**EXERCISE INSTRUCTIONS:**
State the number of lines below in which the word "chevron" appears. Nothing else belongs in the answer.

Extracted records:
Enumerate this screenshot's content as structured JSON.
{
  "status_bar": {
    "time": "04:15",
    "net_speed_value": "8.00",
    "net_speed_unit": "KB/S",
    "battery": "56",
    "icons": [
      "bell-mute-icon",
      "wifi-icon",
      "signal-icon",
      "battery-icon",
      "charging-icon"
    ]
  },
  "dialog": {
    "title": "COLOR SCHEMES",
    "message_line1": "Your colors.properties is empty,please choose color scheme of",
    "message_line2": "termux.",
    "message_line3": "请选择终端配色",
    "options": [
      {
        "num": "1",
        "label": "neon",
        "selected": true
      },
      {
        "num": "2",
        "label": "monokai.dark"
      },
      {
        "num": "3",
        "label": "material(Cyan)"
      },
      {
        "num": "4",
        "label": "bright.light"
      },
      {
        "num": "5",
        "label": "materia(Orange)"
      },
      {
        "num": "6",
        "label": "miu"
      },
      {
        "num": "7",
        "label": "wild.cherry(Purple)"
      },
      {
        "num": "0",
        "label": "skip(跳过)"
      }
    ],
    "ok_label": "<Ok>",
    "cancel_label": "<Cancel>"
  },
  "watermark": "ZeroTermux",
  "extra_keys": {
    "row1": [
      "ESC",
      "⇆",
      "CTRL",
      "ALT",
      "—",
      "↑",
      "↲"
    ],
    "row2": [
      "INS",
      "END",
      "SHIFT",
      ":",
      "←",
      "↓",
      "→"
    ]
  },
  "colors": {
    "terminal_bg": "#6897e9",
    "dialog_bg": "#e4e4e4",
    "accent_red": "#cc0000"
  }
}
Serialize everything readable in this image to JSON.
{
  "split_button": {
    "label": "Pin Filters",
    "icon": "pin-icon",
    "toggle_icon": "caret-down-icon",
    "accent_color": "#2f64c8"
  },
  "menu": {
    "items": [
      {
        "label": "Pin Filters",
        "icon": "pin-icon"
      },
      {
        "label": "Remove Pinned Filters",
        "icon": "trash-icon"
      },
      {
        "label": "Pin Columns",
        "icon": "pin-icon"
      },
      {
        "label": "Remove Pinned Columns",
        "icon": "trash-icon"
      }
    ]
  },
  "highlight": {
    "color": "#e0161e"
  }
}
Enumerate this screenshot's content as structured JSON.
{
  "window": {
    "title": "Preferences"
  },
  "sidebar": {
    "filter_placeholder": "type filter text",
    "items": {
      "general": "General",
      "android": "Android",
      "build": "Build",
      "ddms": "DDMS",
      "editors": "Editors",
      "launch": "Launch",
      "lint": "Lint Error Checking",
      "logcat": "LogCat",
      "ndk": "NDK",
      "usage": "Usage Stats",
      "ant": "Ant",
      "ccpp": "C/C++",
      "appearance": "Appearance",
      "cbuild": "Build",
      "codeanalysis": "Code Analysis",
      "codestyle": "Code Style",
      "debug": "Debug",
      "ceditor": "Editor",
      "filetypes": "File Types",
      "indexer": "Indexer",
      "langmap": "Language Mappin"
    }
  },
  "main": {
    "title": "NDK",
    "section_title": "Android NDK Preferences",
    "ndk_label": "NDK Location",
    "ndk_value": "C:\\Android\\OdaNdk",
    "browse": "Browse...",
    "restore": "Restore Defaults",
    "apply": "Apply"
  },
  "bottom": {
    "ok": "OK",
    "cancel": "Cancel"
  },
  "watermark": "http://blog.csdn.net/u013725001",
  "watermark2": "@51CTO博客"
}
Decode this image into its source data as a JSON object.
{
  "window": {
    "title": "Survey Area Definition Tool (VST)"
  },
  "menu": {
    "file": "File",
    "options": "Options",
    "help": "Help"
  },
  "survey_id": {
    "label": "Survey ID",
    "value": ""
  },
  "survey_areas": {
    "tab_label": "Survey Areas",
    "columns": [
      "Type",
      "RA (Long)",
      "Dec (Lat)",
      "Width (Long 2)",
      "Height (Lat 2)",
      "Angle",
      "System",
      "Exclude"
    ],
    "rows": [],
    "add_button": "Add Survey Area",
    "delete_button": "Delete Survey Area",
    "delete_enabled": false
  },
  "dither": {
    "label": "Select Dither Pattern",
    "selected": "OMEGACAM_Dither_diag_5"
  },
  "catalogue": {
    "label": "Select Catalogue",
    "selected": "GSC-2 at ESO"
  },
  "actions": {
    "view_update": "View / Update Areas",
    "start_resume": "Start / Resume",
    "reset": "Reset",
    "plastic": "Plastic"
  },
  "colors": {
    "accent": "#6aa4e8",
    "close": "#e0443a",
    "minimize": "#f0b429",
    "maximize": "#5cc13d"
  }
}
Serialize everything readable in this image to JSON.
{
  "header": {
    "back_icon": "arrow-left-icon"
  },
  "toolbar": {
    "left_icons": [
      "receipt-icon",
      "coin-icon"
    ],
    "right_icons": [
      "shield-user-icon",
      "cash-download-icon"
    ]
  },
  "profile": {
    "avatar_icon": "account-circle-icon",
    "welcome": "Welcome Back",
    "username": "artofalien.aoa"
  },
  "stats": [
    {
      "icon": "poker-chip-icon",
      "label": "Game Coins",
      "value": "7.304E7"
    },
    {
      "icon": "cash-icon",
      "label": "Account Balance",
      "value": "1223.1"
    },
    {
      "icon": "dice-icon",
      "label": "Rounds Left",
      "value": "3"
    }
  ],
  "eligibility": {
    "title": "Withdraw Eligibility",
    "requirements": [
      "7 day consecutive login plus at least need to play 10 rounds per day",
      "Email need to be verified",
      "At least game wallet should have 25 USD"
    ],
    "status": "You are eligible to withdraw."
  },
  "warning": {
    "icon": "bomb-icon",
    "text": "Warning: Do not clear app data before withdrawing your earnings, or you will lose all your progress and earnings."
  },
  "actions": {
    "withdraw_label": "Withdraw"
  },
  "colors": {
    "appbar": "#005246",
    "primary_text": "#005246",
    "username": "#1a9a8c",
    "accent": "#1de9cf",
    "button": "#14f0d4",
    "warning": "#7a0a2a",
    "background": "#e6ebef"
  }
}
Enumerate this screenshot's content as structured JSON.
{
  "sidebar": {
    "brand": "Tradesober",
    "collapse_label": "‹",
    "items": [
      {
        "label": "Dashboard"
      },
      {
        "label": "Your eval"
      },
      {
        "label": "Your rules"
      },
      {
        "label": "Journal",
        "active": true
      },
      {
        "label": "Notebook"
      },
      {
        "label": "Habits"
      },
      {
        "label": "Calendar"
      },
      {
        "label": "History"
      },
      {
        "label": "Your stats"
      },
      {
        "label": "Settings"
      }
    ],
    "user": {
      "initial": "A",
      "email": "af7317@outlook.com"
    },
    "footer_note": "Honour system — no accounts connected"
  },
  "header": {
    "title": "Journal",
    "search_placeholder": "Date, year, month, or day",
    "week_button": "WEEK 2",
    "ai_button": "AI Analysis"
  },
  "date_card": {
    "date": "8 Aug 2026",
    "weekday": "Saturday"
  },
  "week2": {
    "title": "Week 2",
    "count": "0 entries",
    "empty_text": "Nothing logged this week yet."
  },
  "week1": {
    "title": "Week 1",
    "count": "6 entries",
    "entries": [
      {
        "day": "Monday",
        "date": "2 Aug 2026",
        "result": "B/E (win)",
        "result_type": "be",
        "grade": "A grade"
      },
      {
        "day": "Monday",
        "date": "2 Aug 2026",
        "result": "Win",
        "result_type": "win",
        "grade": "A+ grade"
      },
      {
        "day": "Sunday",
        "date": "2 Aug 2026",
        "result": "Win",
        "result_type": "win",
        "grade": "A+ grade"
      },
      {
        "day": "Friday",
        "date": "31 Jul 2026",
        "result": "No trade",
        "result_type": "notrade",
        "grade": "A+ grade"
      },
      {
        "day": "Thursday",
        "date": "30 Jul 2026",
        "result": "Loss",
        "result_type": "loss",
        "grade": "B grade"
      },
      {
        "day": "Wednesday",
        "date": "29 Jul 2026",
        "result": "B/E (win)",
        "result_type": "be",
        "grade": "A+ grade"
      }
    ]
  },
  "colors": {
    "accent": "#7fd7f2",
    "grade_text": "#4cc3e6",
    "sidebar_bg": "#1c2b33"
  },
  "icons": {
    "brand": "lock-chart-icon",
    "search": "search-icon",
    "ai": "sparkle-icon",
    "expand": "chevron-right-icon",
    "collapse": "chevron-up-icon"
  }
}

**THE RESPONSE:**
2